▶ [EXERCISE DESCRIPTION]:
Copy all of the following material line by line, without changing a single character.
════
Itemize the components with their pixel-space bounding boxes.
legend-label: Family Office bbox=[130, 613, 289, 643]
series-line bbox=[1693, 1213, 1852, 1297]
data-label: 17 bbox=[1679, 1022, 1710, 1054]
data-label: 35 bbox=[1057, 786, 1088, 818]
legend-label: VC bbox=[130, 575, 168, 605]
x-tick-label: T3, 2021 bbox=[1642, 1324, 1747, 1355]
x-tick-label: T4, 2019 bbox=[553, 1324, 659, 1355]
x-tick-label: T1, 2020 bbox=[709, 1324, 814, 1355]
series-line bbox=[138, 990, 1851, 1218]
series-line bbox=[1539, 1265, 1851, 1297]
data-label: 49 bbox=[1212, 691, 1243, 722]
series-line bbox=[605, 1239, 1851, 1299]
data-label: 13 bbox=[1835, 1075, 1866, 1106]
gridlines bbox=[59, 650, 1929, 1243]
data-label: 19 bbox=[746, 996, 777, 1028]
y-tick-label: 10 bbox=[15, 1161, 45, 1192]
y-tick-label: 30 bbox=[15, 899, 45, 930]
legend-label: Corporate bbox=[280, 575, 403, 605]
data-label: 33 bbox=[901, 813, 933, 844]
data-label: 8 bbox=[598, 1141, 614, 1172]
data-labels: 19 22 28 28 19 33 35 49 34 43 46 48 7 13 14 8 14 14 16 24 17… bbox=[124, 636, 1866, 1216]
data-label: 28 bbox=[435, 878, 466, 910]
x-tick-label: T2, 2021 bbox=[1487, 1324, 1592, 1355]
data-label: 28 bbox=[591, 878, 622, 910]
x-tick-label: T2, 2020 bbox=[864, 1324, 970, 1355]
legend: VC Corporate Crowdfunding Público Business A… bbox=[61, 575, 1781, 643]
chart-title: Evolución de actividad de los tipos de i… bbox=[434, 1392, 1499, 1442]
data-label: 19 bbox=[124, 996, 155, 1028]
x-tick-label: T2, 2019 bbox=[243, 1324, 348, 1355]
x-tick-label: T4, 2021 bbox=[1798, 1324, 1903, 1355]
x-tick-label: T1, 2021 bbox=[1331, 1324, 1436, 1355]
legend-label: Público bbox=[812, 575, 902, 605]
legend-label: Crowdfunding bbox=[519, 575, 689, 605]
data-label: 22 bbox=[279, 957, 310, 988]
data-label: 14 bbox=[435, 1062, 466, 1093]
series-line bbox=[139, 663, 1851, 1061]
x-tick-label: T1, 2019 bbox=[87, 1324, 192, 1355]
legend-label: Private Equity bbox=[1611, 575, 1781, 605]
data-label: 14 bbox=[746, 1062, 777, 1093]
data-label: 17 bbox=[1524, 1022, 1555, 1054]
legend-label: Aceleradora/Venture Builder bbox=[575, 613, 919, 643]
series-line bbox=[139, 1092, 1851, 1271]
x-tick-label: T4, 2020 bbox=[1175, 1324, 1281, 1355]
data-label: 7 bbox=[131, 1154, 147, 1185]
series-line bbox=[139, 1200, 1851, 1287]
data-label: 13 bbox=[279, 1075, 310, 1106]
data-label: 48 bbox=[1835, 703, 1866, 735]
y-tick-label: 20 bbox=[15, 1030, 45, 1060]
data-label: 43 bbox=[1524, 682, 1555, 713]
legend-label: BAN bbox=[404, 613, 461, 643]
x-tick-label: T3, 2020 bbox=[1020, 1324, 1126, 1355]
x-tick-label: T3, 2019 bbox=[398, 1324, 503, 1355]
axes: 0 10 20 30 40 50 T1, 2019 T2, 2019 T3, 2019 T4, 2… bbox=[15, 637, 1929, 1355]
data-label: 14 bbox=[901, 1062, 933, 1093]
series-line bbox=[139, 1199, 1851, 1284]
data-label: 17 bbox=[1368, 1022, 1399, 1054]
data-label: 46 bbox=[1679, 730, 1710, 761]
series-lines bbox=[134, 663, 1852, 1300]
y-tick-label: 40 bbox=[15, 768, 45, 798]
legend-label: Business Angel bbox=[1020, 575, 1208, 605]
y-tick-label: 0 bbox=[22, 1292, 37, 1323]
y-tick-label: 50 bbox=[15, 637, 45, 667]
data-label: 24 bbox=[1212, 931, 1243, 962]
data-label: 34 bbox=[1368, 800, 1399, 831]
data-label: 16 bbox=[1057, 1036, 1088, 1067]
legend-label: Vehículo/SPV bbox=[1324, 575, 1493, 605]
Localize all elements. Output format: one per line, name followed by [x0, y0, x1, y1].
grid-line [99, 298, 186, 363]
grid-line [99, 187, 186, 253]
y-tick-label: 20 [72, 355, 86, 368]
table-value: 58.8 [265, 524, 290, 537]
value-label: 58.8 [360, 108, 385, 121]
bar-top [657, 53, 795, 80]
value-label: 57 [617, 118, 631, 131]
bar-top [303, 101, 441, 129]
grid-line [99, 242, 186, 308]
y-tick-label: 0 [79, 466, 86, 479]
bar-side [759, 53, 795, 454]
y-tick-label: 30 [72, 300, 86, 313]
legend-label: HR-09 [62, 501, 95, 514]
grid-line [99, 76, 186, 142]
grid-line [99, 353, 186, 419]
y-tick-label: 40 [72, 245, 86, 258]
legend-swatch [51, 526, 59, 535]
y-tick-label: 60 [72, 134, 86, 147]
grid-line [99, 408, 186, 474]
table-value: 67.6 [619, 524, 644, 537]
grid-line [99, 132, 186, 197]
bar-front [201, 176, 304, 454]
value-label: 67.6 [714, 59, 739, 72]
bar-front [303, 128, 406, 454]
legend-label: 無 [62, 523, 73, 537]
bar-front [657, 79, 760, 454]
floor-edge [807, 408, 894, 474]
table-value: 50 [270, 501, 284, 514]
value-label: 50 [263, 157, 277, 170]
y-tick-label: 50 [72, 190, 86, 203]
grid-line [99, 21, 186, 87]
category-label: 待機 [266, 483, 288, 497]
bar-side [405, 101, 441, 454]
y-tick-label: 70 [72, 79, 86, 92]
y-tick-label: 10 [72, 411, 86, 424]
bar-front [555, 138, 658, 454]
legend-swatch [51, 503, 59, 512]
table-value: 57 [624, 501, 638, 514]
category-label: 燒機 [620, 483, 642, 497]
════
▶ [COMPLETE ANSWER]:
Itemize the components with their pixel-space bounding boxes.
legend-label: Family Office bbox=[130, 613, 289, 643]
series-line bbox=[1693, 1213, 1852, 1297]
data-label: 17 bbox=[1679, 1022, 1710, 1054]
data-label: 35 bbox=[1057, 786, 1088, 818]
legend-label: VC bbox=[130, 575, 168, 605]
x-tick-label: T3, 2021 bbox=[1642, 1324, 1747, 1355]
x-tick-label: T4, 2019 bbox=[553, 1324, 659, 1355]
x-tick-label: T1, 2020 bbox=[709, 1324, 814, 1355]
series-line bbox=[138, 990, 1851, 1218]
series-line bbox=[1539, 1265, 1851, 1297]
data-label: 49 bbox=[1212, 691, 1243, 722]
series-line bbox=[605, 1239, 1851, 1299]
data-label: 13 bbox=[1835, 1075, 1866, 1106]
gridlines bbox=[59, 650, 1929, 1243]
data-label: 19 bbox=[746, 996, 777, 1028]
y-tick-label: 10 bbox=[15, 1161, 45, 1192]
y-tick-label: 30 bbox=[15, 899, 45, 930]
legend-label: Corporate bbox=[280, 575, 403, 605]
data-label: 33 bbox=[901, 813, 933, 844]
data-label: 8 bbox=[598, 1141, 614, 1172]
data-labels: 19 22 28 28 19 33 35 49 34 43 46 48 7 13 14 8 14 14 16 24 17… bbox=[124, 636, 1866, 1216]
data-label: 28 bbox=[435, 878, 466, 910]
x-tick-label: T2, 2021 bbox=[1487, 1324, 1592, 1355]
data-label: 28 bbox=[591, 878, 622, 910]
x-tick-label: T2, 2020 bbox=[864, 1324, 970, 1355]
legend: VC Corporate Crowdfunding Público Business A… bbox=[61, 575, 1781, 643]
chart-title: Evolución de actividad de los tipos de i… bbox=[434, 1392, 1499, 1442]
data-label: 19 bbox=[124, 996, 155, 1028]
x-tick-label: T2, 2019 bbox=[243, 1324, 348, 1355]
x-tick-label: T4, 2021 bbox=[1798, 1324, 1903, 1355]
x-tick-label: T1, 2021 bbox=[1331, 1324, 1436, 1355]
legend-label: Público bbox=[812, 575, 902, 605]
legend-label: Crowdfunding bbox=[519, 575, 689, 605]
data-label: 22 bbox=[279, 957, 310, 988]
data-label: 14 bbox=[435, 1062, 466, 1093]
series-line bbox=[139, 663, 1851, 1061]
x-tick-label: T1, 2019 bbox=[87, 1324, 192, 1355]
legend-label: Private Equity bbox=[1611, 575, 1781, 605]
data-label: 14 bbox=[746, 1062, 777, 1093]
data-label: 17 bbox=[1524, 1022, 1555, 1054]
legend-label: Aceleradora/Venture Builder bbox=[575, 613, 919, 643]
series-line bbox=[139, 1092, 1851, 1271]
x-tick-label: T4, 2020 bbox=[1175, 1324, 1281, 1355]
data-label: 7 bbox=[131, 1154, 147, 1185]
series-line bbox=[139, 1200, 1851, 1287]
data-label: 13 bbox=[279, 1075, 310, 1106]
data-label: 48 bbox=[1835, 703, 1866, 735]
y-tick-label: 20 bbox=[15, 1030, 45, 1060]
data-label: 43 bbox=[1524, 682, 1555, 713]
legend-label: BAN bbox=[404, 613, 461, 643]
x-tick-label: T3, 2020 bbox=[1020, 1324, 1126, 1355]
x-tick-label: T3, 2019 bbox=[398, 1324, 503, 1355]
axes: 0 10 20 30 40 50 T1, 2019 T2, 2019 T3, 2019 T4, 2… bbox=[15, 637, 1929, 1355]
data-label: 14 bbox=[901, 1062, 933, 1093]
series-line bbox=[139, 1199, 1851, 1284]
data-label: 17 bbox=[1368, 1022, 1399, 1054]
data-label: 46 bbox=[1679, 730, 1710, 761]
series-lines bbox=[134, 663, 1852, 1300]
y-tick-label: 40 bbox=[15, 768, 45, 798]
legend-label: Business Angel bbox=[1020, 575, 1208, 605]
y-tick-label: 0 bbox=[22, 1292, 37, 1323]
y-tick-label: 50 bbox=[15, 637, 45, 667]
data-label: 24 bbox=[1212, 931, 1243, 962]
data-label: 34 bbox=[1368, 800, 1399, 831]
data-label: 16 bbox=[1057, 1036, 1088, 1067]
legend-label: Vehículo/SPV bbox=[1324, 575, 1493, 605]
Localize all elements. Output format: one per line, name followed by [x0, y0, x1, y1].
grid-line [99, 298, 186, 363]
grid-line [99, 187, 186, 253]
y-tick-label: 20 [72, 355, 86, 368]
table-value: 58.8 [265, 524, 290, 537]
value-label: 58.8 [360, 108, 385, 121]
bar-top [657, 53, 795, 80]
value-label: 57 [617, 118, 631, 131]
bar-top [303, 101, 441, 129]
grid-line [99, 242, 186, 308]
y-tick-label: 0 [79, 466, 86, 479]
bar-side [759, 53, 795, 454]
y-tick-label: 30 [72, 300, 86, 313]
legend-label: HR-09 [62, 501, 95, 514]
grid-line [99, 76, 186, 142]
grid-line [99, 353, 186, 419]
y-tick-label: 40 [72, 245, 86, 258]
legend-swatch [51, 526, 59, 535]
y-tick-label: 60 [72, 134, 86, 147]
grid-line [99, 408, 186, 474]
table-value: 67.6 [619, 524, 644, 537]
grid-line [99, 132, 186, 197]
bar-front [201, 176, 304, 454]
value-label: 67.6 [714, 59, 739, 72]
bar-front [303, 128, 406, 454]
legend-label: 無 [62, 523, 73, 537]
bar-front [657, 79, 760, 454]
floor-edge [807, 408, 894, 474]
table-value: 50 [270, 501, 284, 514]
value-label: 50 [263, 157, 277, 170]
y-tick-label: 50 [72, 190, 86, 203]
grid-line [99, 21, 186, 87]
category-label: 待機 [266, 483, 288, 497]
bar-side [405, 101, 441, 454]
y-tick-label: 70 [72, 79, 86, 92]
y-tick-label: 10 [72, 411, 86, 424]
bar-front [555, 138, 658, 454]
legend-swatch [51, 503, 59, 512]
table-value: 57 [624, 501, 638, 514]
category-label: 燒機 [620, 483, 642, 497]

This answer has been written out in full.